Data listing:
- - -

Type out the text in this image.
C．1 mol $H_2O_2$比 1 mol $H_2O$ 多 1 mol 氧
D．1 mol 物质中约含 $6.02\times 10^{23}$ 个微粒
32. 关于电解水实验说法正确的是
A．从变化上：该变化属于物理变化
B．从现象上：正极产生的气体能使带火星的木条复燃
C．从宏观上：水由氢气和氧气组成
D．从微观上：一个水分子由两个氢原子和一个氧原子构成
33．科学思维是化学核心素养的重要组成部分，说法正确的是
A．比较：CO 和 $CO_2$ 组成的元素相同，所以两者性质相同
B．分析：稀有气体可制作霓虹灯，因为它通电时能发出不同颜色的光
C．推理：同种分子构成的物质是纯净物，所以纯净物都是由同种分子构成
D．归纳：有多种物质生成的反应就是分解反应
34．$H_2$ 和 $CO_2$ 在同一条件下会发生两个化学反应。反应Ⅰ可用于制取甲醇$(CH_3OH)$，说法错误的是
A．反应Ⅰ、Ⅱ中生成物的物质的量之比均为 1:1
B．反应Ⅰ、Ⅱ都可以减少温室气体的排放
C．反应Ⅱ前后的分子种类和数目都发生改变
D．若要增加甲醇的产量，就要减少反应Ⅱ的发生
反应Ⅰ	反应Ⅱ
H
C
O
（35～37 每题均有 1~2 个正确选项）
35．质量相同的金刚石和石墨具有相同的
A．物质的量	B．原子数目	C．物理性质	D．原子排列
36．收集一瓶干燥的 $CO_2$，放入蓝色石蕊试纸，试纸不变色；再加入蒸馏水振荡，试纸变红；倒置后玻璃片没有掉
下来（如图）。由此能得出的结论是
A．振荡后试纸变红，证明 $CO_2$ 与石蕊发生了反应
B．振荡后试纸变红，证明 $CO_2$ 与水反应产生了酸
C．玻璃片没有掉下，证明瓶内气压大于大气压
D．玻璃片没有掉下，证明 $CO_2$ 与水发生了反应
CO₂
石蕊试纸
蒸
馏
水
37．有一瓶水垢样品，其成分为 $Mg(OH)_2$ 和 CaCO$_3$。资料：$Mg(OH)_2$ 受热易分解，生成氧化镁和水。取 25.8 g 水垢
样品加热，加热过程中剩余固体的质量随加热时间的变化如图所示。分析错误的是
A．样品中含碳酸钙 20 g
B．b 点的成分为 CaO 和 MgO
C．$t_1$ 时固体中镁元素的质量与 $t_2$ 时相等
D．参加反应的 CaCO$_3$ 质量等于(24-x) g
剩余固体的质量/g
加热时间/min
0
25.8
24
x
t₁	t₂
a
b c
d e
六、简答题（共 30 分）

- - -

Transcribe the full listing above without leaving anything out.

* PROBLEM SOLUTION
Type out the text in this image.
C．1 mol $H_2O_2$比 1 mol $H_2O$ 多 1 mol 氧
D．1 mol 物质中约含 $6.02\times 10^{23}$ 个微粒
32. 关于电解水实验说法正确的是
A．从变化上：该变化属于物理变化
B．从现象上：正极产生的气体能使带火星的木条复燃
C．从宏观上：水由氢气和氧气组成
D．从微观上：一个水分子由两个氢原子和一个氧原子构成
33．科学思维是化学核心素养的重要组成部分，说法正确的是
A．比较：CO 和 $CO_2$ 组成的元素相同，所以两者性质相同
B．分析：稀有气体可制作霓虹灯，因为它通电时能发出不同颜色的光
C．推理：同种分子构成的物质是纯净物，所以纯净物都是由同种分子构成
D．归纳：有多种物质生成的反应就是分解反应
34．$H_2$ 和 $CO_2$ 在同一条件下会发生两个化学反应。反应Ⅰ可用于制取甲醇$(CH_3OH)$，说法错误的是
A．反应Ⅰ、Ⅱ中生成物的物质的量之比均为 1:1
B．反应Ⅰ、Ⅱ都可以减少温室气体的排放
C．反应Ⅱ前后的分子种类和数目都发生改变
D．若要增加甲醇的产量，就要减少反应Ⅱ的发生
反应Ⅰ	反应Ⅱ
H
C
O
（35～37 每题均有 1~2 个正确选项）
35．质量相同的金刚石和石墨具有相同的
A．物质的量	B．原子数目	C．物理性质	D．原子排列
36．收集一瓶干燥的 $CO_2$，放入蓝色石蕊试纸，试纸不变色；再加入蒸馏水振荡，试纸变红；倒置后玻璃片没有掉
下来（如图）。由此能得出的结论是
A．振荡后试纸变红，证明 $CO_2$ 与石蕊发生了反应
B．振荡后试纸变红，证明 $CO_2$ 与水反应产生了酸
C．玻璃片没有掉下，证明瓶内气压大于大气压
D．玻璃片没有掉下，证明 $CO_2$ 与水发生了反应
CO₂
石蕊试纸
蒸
馏
水
37．有一瓶水垢样品，其成分为 $Mg(OH)_2$ 和 CaCO$_3$。资料：$Mg(OH)_2$ 受热易分解，生成氧化镁和水。取 25.8 g 水垢
样品加热，加热过程中剩余固体的质量随加热时间的变化如图所示。分析错误的是
A．样品中含碳酸钙 20 g
B．b 点的成分为 CaO 和 MgO
C．$t_1$ 时固体中镁元素的质量与 $t_2$ 时相等
D．参加反应的 CaCO$_3$ 质量等于(24-x) g
剩余固体的质量/g
加热时间/min
0
25.8
24
x
t₁	t₂
a
b c
d e
六、简答题（共 30 分）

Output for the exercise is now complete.